Take from the listing each line that has the string "Ácido".
####
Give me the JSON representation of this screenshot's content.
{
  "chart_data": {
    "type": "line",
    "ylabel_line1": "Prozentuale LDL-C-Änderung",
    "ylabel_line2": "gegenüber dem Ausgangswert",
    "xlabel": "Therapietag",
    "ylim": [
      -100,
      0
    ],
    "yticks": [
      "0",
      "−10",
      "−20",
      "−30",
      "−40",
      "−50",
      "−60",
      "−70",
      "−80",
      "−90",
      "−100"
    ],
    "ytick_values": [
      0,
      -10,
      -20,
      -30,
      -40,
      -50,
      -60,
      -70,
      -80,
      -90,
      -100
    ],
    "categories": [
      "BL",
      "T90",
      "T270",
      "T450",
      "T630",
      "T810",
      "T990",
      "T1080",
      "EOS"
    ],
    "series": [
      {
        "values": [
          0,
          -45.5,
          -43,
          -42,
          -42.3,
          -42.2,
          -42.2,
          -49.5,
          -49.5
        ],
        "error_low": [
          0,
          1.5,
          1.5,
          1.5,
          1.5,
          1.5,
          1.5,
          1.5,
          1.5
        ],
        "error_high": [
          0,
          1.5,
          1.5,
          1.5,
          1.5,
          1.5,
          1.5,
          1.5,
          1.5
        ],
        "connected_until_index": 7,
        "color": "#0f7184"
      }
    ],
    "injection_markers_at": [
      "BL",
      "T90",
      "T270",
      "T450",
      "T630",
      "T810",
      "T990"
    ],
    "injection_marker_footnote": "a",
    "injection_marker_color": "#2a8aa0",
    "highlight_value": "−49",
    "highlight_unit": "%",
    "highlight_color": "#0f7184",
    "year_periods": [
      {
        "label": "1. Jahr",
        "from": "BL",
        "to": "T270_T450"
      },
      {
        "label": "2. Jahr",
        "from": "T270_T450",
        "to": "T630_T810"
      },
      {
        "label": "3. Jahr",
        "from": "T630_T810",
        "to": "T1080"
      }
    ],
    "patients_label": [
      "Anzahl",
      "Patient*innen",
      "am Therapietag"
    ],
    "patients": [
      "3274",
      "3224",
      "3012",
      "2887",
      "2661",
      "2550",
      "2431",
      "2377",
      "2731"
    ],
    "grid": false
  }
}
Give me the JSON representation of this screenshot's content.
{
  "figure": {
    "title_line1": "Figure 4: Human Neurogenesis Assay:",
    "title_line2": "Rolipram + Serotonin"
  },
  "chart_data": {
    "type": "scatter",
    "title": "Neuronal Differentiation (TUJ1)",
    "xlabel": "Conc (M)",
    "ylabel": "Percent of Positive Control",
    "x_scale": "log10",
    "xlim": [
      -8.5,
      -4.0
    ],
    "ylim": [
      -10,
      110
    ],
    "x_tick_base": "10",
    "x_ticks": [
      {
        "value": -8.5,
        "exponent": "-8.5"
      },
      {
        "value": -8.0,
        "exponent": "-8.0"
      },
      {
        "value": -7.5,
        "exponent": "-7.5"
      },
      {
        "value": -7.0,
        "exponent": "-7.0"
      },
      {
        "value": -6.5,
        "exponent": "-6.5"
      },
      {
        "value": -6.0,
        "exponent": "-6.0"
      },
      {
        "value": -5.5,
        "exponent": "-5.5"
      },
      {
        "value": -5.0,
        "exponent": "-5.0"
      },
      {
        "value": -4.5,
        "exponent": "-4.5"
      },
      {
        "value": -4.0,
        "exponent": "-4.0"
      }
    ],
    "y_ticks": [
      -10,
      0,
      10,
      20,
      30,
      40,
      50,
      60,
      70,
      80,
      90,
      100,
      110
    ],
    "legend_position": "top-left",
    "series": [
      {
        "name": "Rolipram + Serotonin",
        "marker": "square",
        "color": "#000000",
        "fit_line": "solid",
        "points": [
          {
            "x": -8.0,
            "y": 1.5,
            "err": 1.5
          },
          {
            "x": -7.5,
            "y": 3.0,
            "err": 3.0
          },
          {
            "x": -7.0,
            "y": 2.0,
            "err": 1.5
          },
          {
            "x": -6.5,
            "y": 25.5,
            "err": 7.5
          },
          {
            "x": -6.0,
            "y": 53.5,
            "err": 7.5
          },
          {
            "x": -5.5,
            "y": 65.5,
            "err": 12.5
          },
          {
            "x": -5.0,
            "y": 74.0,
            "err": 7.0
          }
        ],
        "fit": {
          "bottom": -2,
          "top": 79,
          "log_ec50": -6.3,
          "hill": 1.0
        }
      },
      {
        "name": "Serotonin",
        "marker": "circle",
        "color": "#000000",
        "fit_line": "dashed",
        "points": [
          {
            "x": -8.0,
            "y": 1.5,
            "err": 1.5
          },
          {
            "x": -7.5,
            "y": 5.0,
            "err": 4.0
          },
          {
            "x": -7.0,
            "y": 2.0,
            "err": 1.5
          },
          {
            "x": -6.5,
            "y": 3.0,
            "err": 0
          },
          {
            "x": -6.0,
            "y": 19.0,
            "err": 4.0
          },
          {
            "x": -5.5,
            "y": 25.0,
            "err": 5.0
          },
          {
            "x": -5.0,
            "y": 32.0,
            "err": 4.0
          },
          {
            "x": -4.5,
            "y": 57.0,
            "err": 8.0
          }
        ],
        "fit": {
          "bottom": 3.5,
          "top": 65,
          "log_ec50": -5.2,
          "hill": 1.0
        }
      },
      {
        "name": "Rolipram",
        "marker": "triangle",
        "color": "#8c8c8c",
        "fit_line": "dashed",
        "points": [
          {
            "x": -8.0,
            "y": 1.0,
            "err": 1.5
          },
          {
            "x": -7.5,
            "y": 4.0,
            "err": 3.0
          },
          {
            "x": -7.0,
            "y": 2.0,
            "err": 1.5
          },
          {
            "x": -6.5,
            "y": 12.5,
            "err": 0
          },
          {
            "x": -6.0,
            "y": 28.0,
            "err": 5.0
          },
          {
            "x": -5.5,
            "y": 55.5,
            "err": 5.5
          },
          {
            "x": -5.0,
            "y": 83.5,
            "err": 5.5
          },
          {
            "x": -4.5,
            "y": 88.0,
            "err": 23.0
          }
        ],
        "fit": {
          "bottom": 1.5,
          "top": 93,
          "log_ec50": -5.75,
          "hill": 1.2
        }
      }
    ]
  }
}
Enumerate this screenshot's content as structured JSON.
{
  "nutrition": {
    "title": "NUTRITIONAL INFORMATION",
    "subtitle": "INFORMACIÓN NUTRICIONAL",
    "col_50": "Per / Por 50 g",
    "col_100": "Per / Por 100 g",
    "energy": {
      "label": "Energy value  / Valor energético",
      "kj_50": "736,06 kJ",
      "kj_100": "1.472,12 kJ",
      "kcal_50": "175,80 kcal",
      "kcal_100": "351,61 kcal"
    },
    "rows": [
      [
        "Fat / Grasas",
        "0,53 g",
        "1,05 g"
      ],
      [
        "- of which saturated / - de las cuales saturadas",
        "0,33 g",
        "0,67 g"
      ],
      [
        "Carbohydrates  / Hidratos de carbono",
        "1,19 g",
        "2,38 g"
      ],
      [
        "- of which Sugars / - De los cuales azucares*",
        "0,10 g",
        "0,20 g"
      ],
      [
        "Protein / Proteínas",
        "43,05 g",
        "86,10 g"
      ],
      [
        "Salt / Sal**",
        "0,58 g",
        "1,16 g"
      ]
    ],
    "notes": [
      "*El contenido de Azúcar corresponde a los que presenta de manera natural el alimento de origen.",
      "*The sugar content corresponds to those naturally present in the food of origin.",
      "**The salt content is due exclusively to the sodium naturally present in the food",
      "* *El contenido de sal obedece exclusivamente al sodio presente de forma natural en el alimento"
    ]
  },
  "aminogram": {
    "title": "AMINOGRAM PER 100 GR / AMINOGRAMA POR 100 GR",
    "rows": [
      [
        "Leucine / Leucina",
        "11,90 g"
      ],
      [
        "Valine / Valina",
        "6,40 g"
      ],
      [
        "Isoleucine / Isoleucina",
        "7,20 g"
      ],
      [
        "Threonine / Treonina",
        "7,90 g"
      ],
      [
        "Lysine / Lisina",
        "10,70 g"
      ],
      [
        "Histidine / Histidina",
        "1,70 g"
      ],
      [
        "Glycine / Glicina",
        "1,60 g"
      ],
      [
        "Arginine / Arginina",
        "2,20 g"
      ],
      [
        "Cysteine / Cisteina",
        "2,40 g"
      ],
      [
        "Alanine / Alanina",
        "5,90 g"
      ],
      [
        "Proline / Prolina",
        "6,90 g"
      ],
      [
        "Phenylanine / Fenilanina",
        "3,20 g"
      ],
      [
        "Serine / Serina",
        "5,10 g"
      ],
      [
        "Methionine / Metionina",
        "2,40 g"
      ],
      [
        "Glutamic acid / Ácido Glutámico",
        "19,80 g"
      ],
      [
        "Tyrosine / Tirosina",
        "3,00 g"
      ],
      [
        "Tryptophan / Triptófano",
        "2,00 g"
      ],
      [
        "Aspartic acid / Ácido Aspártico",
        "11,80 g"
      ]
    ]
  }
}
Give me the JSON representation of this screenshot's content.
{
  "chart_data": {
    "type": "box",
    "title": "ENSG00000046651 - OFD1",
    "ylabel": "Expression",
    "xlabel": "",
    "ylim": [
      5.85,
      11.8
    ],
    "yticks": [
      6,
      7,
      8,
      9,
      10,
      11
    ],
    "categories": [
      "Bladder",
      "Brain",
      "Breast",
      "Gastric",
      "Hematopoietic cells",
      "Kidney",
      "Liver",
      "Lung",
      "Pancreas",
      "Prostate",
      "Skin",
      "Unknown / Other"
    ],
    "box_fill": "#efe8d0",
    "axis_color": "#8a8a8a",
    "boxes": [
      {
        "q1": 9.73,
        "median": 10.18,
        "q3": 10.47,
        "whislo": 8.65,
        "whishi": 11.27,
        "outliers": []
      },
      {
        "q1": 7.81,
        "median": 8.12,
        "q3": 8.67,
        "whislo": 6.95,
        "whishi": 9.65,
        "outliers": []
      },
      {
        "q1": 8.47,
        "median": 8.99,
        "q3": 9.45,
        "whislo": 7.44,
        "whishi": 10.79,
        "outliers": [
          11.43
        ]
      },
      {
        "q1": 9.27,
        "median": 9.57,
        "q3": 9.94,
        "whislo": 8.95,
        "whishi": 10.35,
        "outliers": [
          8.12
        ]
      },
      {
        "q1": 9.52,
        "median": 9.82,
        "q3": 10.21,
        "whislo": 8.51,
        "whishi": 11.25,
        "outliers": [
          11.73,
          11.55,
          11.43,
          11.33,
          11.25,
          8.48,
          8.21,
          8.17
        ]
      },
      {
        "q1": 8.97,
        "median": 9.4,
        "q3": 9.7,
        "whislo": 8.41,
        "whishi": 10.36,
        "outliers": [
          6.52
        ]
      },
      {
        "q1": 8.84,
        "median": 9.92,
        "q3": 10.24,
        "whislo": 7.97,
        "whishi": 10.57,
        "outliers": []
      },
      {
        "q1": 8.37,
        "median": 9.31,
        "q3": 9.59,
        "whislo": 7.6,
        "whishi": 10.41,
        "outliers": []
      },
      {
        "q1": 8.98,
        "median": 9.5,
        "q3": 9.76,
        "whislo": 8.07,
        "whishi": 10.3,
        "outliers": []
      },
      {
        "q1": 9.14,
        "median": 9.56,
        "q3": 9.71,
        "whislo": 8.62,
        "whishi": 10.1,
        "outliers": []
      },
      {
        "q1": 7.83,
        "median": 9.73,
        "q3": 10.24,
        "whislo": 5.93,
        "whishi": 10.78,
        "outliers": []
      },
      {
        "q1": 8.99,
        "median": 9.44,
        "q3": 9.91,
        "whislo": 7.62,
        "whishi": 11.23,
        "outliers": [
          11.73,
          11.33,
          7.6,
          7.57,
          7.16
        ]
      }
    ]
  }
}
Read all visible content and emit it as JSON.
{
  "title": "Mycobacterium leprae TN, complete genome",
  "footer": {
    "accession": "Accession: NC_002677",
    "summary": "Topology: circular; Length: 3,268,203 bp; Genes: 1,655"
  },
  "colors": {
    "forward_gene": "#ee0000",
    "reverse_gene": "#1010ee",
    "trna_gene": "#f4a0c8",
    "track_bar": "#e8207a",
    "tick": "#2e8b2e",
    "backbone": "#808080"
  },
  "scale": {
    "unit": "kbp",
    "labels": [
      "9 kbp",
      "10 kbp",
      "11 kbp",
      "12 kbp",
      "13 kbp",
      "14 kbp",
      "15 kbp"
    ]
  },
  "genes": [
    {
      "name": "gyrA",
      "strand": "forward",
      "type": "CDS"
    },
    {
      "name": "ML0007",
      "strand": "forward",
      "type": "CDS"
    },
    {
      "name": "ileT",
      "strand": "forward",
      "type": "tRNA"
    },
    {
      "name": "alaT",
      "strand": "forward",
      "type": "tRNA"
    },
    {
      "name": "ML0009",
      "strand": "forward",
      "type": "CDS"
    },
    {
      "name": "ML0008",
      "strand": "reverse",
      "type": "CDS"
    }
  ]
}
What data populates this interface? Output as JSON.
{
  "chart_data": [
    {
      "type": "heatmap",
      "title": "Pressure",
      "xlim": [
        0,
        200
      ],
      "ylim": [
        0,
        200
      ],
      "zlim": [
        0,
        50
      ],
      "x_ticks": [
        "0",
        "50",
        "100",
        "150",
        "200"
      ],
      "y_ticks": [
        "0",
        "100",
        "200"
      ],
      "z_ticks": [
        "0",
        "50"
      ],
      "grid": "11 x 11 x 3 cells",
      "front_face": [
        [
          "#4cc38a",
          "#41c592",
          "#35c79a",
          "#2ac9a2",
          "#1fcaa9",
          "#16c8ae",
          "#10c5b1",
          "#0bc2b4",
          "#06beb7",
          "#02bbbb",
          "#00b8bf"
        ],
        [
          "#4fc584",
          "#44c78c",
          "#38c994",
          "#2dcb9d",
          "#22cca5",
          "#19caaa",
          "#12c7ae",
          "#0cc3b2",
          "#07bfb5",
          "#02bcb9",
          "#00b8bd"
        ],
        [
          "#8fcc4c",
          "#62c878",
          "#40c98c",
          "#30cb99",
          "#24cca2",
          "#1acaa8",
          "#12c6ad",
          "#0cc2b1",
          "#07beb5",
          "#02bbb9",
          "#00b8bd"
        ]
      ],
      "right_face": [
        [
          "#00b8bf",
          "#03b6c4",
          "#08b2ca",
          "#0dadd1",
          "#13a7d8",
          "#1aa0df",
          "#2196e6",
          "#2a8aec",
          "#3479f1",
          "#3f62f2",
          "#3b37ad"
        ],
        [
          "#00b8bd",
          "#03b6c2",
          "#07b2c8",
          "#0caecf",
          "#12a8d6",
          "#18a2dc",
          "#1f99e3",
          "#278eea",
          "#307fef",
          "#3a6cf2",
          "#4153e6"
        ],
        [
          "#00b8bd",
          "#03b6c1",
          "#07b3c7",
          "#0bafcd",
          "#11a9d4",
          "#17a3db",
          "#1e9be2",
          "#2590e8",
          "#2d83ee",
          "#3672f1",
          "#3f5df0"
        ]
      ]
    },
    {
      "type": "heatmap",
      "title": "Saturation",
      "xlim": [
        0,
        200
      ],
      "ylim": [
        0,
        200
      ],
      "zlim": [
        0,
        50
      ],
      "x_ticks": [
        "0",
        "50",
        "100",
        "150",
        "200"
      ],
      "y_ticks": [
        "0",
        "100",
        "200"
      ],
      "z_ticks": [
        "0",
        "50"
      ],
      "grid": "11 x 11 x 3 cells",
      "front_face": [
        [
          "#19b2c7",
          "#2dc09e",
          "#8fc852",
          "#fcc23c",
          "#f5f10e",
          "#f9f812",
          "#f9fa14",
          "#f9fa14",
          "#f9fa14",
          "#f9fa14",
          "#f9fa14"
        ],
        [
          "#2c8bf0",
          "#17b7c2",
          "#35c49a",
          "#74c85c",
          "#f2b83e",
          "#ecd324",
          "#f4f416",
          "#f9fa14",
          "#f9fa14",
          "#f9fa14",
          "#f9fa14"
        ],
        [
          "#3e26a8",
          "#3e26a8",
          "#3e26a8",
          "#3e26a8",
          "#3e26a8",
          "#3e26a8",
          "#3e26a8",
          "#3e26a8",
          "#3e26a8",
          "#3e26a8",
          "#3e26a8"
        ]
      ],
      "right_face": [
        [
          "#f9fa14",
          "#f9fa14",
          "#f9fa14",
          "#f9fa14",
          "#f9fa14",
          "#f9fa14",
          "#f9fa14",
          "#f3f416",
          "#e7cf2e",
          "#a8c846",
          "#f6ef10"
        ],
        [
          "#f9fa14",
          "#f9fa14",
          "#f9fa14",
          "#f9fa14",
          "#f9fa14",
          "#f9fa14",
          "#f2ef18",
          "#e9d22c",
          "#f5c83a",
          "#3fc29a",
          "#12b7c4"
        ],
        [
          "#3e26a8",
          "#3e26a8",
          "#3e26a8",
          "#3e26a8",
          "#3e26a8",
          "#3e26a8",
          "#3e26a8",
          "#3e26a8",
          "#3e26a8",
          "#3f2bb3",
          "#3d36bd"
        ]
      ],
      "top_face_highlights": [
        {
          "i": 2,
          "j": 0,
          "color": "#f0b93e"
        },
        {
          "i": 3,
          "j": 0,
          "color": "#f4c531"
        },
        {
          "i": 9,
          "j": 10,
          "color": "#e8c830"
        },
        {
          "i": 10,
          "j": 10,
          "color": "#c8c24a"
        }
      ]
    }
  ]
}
####
- _ANSWER TO THIS PROBLEM_
        "Glutamic acid / Ácido Glutámico",
        "Aspartic acid / Ácido Aspártico",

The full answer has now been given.